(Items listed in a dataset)
:::::

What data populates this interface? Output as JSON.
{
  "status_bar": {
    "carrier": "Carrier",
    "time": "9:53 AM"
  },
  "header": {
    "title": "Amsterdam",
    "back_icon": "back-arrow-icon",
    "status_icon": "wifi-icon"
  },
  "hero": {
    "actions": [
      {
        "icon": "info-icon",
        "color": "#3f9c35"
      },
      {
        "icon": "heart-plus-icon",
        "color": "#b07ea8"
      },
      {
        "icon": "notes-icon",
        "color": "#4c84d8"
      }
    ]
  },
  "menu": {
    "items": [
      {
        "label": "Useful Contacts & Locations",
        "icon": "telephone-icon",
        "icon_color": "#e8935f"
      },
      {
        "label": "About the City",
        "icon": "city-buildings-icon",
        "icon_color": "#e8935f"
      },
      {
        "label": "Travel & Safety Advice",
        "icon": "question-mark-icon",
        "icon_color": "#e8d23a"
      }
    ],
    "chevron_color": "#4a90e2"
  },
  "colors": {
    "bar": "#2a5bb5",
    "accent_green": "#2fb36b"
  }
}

:::::

AIM: Copy each line of the records containing the string "label".

FULL SOLUTION:
        "label": "Useful Contacts & Locations",
        "label": "About the City",
        "label": "Travel & Safety Advice",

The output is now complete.